Task to complete — Scan each line of the records for the word "icon" and extract the ones that have it.

Information provided —

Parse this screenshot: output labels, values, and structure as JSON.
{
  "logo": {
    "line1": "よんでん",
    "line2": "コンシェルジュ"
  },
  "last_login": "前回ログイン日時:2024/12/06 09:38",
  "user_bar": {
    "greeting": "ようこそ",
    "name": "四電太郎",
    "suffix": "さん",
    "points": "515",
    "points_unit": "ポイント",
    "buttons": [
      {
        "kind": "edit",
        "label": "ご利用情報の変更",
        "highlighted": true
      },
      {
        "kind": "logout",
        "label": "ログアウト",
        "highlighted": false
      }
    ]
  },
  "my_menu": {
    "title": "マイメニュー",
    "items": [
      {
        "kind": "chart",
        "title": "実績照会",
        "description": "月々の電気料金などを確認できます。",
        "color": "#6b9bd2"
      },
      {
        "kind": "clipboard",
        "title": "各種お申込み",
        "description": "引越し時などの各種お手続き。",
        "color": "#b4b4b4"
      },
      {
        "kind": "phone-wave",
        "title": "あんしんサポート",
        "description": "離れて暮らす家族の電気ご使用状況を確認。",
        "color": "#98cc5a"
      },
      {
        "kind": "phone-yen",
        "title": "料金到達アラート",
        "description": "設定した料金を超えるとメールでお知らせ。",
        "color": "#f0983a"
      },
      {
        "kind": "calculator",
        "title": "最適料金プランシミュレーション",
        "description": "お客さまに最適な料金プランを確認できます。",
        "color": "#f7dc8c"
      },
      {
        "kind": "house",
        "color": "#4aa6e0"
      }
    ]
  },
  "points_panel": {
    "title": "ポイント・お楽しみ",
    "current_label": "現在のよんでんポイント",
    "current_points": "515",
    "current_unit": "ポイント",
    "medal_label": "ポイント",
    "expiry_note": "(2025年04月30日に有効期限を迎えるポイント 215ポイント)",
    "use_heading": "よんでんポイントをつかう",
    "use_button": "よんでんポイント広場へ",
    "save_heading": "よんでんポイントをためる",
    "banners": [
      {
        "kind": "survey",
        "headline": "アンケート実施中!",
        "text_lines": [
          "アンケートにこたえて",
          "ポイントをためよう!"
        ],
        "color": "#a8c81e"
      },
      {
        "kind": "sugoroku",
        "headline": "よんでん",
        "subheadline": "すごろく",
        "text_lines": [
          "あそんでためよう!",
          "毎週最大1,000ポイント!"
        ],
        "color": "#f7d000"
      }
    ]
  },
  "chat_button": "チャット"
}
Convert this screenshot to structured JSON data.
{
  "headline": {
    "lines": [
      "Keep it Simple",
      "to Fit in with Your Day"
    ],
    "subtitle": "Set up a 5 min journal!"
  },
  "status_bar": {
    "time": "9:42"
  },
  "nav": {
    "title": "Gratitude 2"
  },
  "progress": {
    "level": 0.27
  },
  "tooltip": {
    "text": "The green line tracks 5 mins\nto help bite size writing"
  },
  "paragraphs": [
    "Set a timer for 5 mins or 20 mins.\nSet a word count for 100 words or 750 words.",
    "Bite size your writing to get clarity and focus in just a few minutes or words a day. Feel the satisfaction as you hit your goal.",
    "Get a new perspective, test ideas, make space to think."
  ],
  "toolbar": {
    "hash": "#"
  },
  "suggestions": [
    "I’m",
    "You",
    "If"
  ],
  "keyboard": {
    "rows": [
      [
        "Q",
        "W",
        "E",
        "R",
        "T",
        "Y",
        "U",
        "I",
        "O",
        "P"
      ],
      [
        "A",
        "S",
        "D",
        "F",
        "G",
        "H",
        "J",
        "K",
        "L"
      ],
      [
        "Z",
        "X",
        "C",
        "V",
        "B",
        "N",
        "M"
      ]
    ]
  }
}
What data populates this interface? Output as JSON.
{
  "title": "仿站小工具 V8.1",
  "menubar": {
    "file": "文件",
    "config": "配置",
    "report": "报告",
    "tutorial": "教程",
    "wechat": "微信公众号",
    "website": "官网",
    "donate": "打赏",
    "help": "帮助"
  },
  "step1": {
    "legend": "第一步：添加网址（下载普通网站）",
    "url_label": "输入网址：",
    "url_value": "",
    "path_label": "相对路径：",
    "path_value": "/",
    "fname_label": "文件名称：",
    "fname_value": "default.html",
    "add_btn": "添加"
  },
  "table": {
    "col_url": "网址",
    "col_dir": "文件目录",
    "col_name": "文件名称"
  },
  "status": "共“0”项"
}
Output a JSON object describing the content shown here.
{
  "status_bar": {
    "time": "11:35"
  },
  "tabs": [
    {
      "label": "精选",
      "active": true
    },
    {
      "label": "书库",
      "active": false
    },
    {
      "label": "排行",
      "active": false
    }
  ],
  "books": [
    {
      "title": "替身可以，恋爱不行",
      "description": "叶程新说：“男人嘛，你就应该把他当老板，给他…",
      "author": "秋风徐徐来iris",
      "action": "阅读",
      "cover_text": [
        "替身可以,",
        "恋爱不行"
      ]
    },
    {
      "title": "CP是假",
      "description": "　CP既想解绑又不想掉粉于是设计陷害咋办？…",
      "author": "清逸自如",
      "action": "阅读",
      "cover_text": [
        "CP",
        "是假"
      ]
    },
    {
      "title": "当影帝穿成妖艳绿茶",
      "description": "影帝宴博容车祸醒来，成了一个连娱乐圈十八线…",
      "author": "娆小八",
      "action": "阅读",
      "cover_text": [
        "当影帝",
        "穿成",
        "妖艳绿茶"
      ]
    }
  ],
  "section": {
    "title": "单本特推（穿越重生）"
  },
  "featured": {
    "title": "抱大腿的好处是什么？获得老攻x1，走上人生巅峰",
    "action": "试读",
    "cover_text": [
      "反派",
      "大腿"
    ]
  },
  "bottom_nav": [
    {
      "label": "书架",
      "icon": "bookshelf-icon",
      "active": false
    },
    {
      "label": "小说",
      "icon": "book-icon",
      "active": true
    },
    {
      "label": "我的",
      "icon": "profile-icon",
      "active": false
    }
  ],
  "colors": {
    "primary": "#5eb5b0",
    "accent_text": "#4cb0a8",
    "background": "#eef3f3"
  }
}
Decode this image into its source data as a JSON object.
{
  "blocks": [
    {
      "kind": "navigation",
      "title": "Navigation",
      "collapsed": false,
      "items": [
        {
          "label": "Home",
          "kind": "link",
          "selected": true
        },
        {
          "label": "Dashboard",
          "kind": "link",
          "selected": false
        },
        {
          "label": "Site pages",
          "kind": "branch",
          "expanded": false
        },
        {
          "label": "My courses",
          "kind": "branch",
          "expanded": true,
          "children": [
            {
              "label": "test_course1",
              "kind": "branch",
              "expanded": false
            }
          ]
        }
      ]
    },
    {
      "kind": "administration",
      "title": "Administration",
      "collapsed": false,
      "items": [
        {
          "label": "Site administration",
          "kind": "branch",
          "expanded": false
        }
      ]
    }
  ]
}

Output for this task —
      "icon": "bookshelf-icon",
      "icon": "book-icon",
      "icon": "profile-icon",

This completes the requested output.